(Collected data entries)
* * *

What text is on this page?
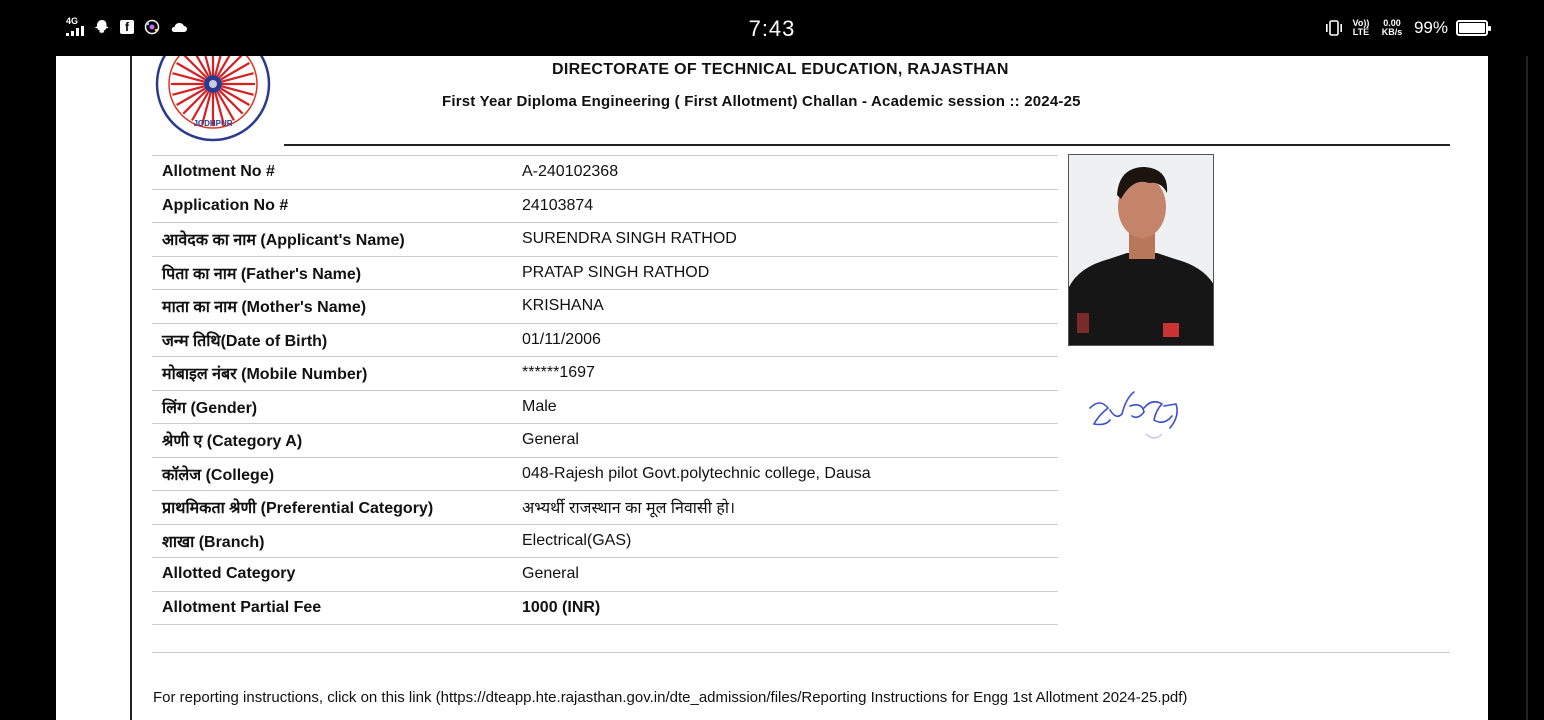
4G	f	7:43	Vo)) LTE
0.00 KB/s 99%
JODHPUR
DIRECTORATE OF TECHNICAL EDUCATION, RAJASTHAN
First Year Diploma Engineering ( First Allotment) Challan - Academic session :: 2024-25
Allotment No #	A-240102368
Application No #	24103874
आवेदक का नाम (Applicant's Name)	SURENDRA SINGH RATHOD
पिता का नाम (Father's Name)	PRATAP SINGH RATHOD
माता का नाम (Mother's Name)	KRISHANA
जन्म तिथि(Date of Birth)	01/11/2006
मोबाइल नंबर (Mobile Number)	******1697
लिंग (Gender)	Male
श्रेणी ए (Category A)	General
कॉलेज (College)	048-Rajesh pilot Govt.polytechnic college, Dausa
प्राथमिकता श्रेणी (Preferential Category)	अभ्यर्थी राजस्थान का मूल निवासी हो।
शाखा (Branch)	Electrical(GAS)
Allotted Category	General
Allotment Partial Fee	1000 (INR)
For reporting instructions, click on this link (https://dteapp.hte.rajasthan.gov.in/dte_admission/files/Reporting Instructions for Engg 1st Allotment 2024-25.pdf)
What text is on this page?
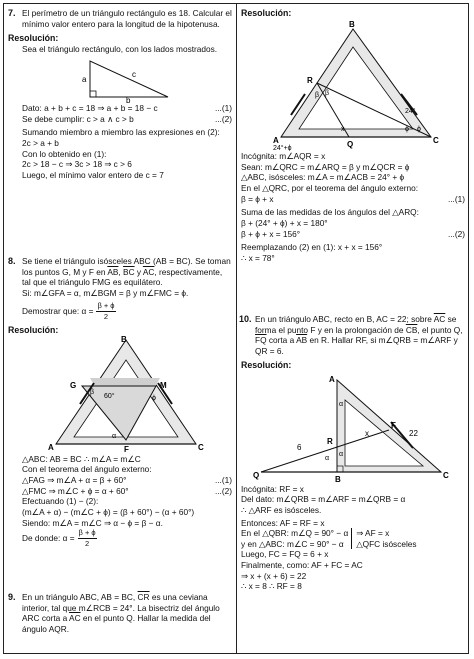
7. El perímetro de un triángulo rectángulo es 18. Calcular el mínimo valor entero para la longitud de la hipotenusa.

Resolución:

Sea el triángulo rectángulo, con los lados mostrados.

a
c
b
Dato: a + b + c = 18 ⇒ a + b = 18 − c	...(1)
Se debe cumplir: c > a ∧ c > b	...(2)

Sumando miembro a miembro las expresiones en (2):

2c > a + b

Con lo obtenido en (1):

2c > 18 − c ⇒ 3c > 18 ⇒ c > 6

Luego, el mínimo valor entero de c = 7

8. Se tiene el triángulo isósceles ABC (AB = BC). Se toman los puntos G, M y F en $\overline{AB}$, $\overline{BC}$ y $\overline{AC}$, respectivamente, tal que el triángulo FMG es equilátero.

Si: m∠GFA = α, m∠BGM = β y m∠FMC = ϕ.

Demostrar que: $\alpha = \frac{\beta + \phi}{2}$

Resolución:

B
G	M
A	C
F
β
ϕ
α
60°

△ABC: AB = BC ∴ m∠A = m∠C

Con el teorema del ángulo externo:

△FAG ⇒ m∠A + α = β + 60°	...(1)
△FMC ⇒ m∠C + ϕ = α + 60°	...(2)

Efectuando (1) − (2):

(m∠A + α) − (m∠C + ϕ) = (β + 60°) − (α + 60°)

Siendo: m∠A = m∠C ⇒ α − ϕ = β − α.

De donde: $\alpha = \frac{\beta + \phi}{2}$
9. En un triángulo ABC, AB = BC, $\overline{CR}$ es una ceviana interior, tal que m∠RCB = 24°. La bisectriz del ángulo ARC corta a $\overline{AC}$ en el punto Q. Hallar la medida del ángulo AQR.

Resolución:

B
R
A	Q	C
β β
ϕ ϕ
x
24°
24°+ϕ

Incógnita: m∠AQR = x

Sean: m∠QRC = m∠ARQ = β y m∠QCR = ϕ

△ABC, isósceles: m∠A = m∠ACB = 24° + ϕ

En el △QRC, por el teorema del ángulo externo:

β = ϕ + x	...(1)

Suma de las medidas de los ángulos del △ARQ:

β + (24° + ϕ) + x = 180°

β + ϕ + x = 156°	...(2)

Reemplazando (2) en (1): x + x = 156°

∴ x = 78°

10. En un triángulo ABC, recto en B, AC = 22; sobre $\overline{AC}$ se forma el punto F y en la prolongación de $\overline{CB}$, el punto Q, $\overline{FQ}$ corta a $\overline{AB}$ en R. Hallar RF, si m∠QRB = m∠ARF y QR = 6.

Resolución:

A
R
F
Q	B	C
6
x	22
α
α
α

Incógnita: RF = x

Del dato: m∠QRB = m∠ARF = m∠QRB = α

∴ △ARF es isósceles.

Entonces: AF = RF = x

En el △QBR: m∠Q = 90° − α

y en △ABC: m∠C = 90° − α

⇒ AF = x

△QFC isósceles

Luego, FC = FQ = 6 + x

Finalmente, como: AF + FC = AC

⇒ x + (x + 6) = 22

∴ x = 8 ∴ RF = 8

* * *

_WHAT THE EXERCISE ASKS_. Return each line from the material above exactly, but not the pictures.

_SOLUTION TO THE EXERCISE_.
What text is on this page?
4G	f	7:43	Vo)) LTE
0.00 KB/s 99%
JODHPUR
DIRECTORATE OF TECHNICAL EDUCATION, RAJASTHAN
First Year Diploma Engineering ( First Allotment) Challan - Academic session :: 2024-25
Allotment No #	A-240102368
Application No #	24103874
आवेदक का नाम (Applicant's Name)	SURENDRA SINGH RATHOD
पिता का नाम (Father's Name)	PRATAP SINGH RATHOD
माता का नाम (Mother's Name)	KRISHANA
जन्म तिथि(Date of Birth)	01/11/2006
मोबाइल नंबर (Mobile Number)	******1697
लिंग (Gender)	Male
श्रेणी ए (Category A)	General
कॉलेज (College)	048-Rajesh pilot Govt.polytechnic college, Dausa
प्राथमिकता श्रेणी (Preferential Category)	अभ्यर्थी राजस्थान का मूल निवासी हो।
शाखा (Branch)	Electrical(GAS)
Allotted Category	General
Allotment Partial Fee	1000 (INR)
For reporting instructions, click on this link (https://dteapp.hte.rajasthan.gov.in/dte_admission/files/Reporting Instructions for Engg 1st Allotment 2024-25.pdf)
What text is on this page?
7. El perímetro de un triángulo rectángulo es 18. Calcular el mínimo valor entero para la longitud de la hipotenusa.

Resolución:

Sea el triángulo rectángulo, con los lados mostrados.

a
c
b
Dato: a + b + c = 18 ⇒ a + b = 18 − c	...(1)
Se debe cumplir: c > a ∧ c > b	...(2)

Sumando miembro a miembro las expresiones en (2):

2c > a + b

Con lo obtenido en (1):

2c > 18 − c ⇒ 3c > 18 ⇒ c > 6

Luego, el mínimo valor entero de c = 7

8. Se tiene el triángulo isósceles ABC (AB = BC). Se toman los puntos G, M y F en $\overline{AB}$, $\overline{BC}$ y $\overline{AC}$, respectivamente, tal que el triángulo FMG es equilátero.

Si: m∠GFA = α, m∠BGM = β y m∠FMC = ϕ.

Demostrar que: $\alpha = \frac{\beta + \phi}{2}$

Resolución:

B
G	M
A	C
F
β
ϕ
α
60°

△ABC: AB = BC ∴ m∠A = m∠C

Con el teorema del ángulo externo:

△FAG ⇒ m∠A + α = β + 60°	...(1)
△FMC ⇒ m∠C + ϕ = α + 60°	...(2)

Efectuando (1) − (2):

(m∠A + α) − (m∠C + ϕ) = (β + 60°) − (α + 60°)

Siendo: m∠A = m∠C ⇒ α − ϕ = β − α.

De donde: $\alpha = \frac{\beta + \phi}{2}$
9. En un triángulo ABC, AB = BC, $\overline{CR}$ es una ceviana interior, tal que m∠RCB = 24°. La bisectriz del ángulo ARC corta a $\overline{AC}$ en el punto Q. Hallar la medida del ángulo AQR.

Resolución:

B
R
A	Q	C
β β
ϕ ϕ
x
24°
24°+ϕ

Incógnita: m∠AQR = x

Sean: m∠QRC = m∠ARQ = β y m∠QCR = ϕ

△ABC, isósceles: m∠A = m∠ACB = 24° + ϕ

En el △QRC, por el teorema del ángulo externo:

β = ϕ + x	...(1)

Suma de las medidas de los ángulos del △ARQ:

β + (24° + ϕ) + x = 180°

β + ϕ + x = 156°	...(2)

Reemplazando (2) en (1): x + x = 156°

∴ x = 78°

10. En un triángulo ABC, recto en B, AC = 22; sobre $\overline{AC}$ se forma el punto F y en la prolongación de $\overline{CB}$, el punto Q, $\overline{FQ}$ corta a $\overline{AB}$ en R. Hallar RF, si m∠QRB = m∠ARF y QR = 6.

Resolución:

A
R
F
Q	B	C
6
x	22
α
α
α

Incógnita: RF = x

Del dato: m∠QRB = m∠ARF = m∠QRB = α

∴ △ARF es isósceles.

Entonces: AF = RF = x

En el △QBR: m∠Q = 90° − α

y en △ABC: m∠C = 90° − α

⇒ AF = x

△QFC isósceles

Luego, FC = FQ = 6 + x

Finalmente, como: AF + FC = AC

⇒ x + (x + 6) = 22

∴ x = 8 ∴ RF = 8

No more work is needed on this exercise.